• [What is asked]
Drop the images; return everything else in the listing below exactly.

• [Provided data]
________________

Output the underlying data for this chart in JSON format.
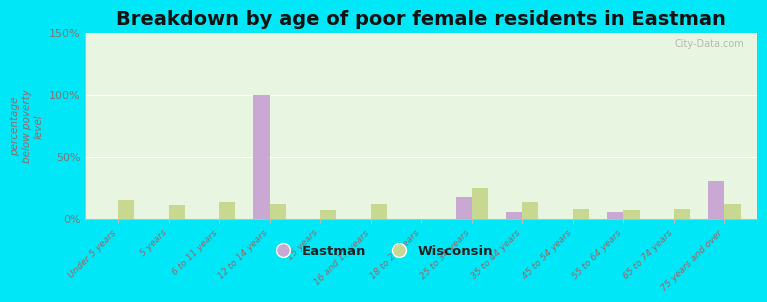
{
  "title": "Breakdown by age of poor female residents in Eastman",
  "ylabel": "percentage\nbelow poverty\nlevel",
  "categories": [
    "Under 5 years",
    "5 years",
    "6 to 11 years",
    "12 to 14 years",
    "15 years",
    "16 and 17 years",
    "18 to 24 years",
    "25 to 34 years",
    "35 to 44 years",
    "45 to 54 years",
    "55 to 64 years",
    "65 to 74 years",
    "75 years and over"
  ],
  "eastman": [
    0,
    0,
    0,
    100,
    0,
    0,
    0,
    17,
    5,
    0,
    5,
    0,
    30
  ],
  "wisconsin": [
    15,
    11,
    13,
    12,
    7,
    12,
    0,
    25,
    13,
    8,
    7,
    8,
    12
  ],
  "eastman_color": "#c9a8d4",
  "wisconsin_color": "#c8d890",
  "plot_bg_color": "#e8f5e0",
  "ylim": [
    0,
    150
  ],
  "yticks": [
    0,
    50,
    100,
    150
  ],
  "ytick_labels": [
    "0%",
    "50%",
    "100%",
    "150%"
  ],
  "bg_outer": "#00e8f8",
  "title_fontsize": 14,
  "axis_label_color": "#996666",
  "tick_label_color": "#996666",
  "watermark": "City-Data.com"
}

________________

• [Answer for the task]
Output the underlying data for this chart in JSON format.
{
  "title": "Breakdown by age of poor female residents in Eastman",
  "ylabel": "percentage\nbelow poverty\nlevel",
  "categories": [
    "Under 5 years",
    "5 years",
    "6 to 11 years",
    "12 to 14 years",
    "15 years",
    "16 and 17 years",
    "18 to 24 years",
    "25 to 34 years",
    "35 to 44 years",
    "45 to 54 years",
    "55 to 64 years",
    "65 to 74 years",
    "75 years and over"
  ],
  "eastman": [
    0,
    0,
    0,
    100,
    0,
    0,
    0,
    17,
    5,
    0,
    5,
    0,
    30
  ],
  "wisconsin": [
    15,
    11,
    13,
    12,
    7,
    12,
    0,
    25,
    13,
    8,
    7,
    8,
    12
  ],
  "eastman_color": "#c9a8d4",
  "wisconsin_color": "#c8d890",
  "plot_bg_color": "#e8f5e0",
  "ylim": [
    0,
    150
  ],
  "yticks": [
    0,
    50,
    100,
    150
  ],
  "ytick_labels": [
    "0%",
    "50%",
    "100%",
    "150%"
  ],
  "bg_outer": "#00e8f8",
  "title_fontsize": 14,
  "axis_label_color": "#996666",
  "tick_label_color": "#996666",
  "watermark": "City-Data.com"
}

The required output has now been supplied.